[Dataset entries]

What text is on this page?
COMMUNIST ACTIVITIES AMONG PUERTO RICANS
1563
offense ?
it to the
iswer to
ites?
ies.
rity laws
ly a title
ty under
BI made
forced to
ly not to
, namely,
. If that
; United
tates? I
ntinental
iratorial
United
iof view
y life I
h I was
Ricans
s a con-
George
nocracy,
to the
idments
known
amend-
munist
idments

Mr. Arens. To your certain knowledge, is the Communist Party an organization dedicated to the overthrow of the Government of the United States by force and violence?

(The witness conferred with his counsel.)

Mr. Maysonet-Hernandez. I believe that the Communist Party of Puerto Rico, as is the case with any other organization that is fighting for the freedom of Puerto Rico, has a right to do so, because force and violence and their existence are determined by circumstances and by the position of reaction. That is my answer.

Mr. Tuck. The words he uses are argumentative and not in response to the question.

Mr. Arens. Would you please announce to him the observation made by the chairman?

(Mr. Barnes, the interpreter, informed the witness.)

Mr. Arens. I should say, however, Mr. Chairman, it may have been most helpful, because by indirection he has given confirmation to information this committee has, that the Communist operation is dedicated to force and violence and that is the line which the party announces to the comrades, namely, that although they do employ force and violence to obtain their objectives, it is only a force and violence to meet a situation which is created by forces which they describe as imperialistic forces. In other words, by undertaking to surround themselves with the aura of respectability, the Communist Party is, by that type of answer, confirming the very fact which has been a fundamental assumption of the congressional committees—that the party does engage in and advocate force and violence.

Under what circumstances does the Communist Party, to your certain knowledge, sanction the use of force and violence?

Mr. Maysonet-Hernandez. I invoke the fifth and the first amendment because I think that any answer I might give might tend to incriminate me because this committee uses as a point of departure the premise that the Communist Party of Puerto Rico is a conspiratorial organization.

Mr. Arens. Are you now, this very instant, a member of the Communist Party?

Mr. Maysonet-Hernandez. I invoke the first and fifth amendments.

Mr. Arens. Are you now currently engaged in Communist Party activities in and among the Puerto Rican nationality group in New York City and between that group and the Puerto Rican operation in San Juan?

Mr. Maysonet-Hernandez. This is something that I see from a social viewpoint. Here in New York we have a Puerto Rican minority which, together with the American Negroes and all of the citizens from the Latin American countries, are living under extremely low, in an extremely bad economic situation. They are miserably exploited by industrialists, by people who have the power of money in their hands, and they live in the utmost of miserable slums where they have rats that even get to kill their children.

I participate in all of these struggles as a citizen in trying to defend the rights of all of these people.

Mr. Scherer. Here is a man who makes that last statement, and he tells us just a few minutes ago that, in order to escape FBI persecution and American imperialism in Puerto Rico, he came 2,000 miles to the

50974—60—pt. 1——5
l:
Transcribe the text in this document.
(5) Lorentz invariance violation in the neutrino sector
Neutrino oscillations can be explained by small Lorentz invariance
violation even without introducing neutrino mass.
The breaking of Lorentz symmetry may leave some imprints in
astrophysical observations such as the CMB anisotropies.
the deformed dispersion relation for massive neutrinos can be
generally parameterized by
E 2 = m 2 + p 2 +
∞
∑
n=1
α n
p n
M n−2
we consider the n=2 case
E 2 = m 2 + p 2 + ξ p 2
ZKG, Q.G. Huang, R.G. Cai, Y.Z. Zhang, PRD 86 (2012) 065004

PROBLEM REQUIREMENTS >>
For each line above that contains the word "invariance", copy that line.

RIGHT ANSWER >>
(5) Lorentz invariance violation in the neutrino sector
Neutrino oscillations can be explained by small Lorentz invariance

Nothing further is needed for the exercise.